Exercise aim.
Which lines of the records contain "screenshot"? Collect every one of them.
** Begin Entries shown **
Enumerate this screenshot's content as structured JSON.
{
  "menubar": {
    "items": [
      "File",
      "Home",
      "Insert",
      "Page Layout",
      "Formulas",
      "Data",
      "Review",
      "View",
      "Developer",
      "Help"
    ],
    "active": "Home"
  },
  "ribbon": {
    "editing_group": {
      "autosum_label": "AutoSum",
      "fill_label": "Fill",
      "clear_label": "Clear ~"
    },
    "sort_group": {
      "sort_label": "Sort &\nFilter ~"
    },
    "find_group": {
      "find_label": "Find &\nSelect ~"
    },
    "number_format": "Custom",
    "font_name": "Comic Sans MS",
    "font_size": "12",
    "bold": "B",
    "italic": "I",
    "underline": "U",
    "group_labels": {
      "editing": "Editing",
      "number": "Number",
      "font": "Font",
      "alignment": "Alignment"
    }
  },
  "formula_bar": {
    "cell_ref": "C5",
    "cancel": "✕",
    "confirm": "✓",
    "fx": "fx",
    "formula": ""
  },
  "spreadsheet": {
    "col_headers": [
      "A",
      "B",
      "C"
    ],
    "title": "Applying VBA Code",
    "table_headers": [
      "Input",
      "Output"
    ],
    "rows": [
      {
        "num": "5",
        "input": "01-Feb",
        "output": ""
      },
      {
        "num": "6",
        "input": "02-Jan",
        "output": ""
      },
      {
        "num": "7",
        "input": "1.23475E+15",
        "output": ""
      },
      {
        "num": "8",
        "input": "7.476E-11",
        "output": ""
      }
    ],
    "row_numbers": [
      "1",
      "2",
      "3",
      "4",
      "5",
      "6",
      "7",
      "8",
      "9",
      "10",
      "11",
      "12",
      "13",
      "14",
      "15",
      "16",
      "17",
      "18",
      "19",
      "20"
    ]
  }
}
** End Entries shown **
** Begin Entries shown **
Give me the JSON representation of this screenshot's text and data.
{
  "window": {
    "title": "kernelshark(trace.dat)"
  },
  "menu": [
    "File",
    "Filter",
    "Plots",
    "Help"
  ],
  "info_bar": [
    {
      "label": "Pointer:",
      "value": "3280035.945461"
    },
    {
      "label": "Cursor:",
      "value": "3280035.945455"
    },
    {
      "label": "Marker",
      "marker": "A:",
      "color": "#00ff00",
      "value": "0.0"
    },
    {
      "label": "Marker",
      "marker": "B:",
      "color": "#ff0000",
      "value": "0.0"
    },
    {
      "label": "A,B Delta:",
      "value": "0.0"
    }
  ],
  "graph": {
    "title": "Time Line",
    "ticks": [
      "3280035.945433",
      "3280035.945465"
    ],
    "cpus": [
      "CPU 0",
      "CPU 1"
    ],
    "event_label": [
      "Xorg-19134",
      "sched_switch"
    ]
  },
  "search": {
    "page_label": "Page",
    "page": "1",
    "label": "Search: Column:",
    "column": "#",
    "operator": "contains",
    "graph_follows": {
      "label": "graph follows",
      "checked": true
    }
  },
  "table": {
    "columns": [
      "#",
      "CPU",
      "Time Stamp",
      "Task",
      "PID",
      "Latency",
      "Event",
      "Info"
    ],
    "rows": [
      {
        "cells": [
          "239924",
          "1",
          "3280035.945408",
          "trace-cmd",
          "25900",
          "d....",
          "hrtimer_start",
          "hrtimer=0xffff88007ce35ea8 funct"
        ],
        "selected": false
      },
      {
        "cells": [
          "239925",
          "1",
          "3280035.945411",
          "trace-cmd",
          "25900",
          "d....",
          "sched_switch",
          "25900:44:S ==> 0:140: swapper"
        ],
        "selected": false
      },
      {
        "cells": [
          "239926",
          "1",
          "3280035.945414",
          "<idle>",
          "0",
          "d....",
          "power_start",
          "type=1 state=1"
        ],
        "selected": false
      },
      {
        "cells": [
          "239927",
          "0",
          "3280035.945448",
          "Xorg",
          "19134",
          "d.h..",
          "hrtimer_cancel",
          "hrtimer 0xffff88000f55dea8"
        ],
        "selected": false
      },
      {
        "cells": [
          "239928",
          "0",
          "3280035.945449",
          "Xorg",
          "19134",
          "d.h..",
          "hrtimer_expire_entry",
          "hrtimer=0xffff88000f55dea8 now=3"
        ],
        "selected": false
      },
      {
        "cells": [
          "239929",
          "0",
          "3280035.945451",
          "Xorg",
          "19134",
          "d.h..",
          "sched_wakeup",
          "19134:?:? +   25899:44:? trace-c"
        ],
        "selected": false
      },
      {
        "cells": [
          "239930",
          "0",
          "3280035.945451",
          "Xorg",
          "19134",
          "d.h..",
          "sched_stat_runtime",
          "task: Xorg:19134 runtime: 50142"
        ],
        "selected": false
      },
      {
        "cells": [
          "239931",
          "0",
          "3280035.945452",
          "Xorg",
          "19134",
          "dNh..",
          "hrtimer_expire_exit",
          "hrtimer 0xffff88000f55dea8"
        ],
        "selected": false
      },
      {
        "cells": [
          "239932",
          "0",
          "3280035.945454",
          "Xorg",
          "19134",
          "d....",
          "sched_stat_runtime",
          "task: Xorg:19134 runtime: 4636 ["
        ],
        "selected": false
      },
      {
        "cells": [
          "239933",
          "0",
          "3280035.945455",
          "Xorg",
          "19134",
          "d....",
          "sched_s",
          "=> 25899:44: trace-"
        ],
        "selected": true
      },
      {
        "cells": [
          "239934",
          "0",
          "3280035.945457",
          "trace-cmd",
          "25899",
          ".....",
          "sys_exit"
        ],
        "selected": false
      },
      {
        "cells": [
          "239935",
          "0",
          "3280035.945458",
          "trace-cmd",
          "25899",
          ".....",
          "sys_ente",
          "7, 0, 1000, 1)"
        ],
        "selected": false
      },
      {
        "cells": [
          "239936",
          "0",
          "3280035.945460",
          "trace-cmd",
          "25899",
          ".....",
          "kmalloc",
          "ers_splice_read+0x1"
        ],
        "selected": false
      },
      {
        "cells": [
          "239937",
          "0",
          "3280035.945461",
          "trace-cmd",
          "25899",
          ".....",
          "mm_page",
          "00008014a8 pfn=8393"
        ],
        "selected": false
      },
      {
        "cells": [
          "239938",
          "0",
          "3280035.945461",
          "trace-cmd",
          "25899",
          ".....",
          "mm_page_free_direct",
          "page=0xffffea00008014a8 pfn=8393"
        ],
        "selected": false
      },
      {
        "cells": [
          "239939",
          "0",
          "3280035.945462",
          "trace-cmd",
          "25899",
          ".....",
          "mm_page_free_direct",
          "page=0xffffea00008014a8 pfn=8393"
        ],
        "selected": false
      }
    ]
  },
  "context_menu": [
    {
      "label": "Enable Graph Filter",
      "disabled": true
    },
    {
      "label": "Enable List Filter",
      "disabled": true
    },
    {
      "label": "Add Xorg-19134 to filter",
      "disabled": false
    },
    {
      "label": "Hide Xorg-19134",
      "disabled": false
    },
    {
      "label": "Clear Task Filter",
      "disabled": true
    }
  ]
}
** End Entries shown **
Solved problem.
Enumerate this screenshot's content as structured JSON.
Give me the JSON representation of this screenshot's text and data.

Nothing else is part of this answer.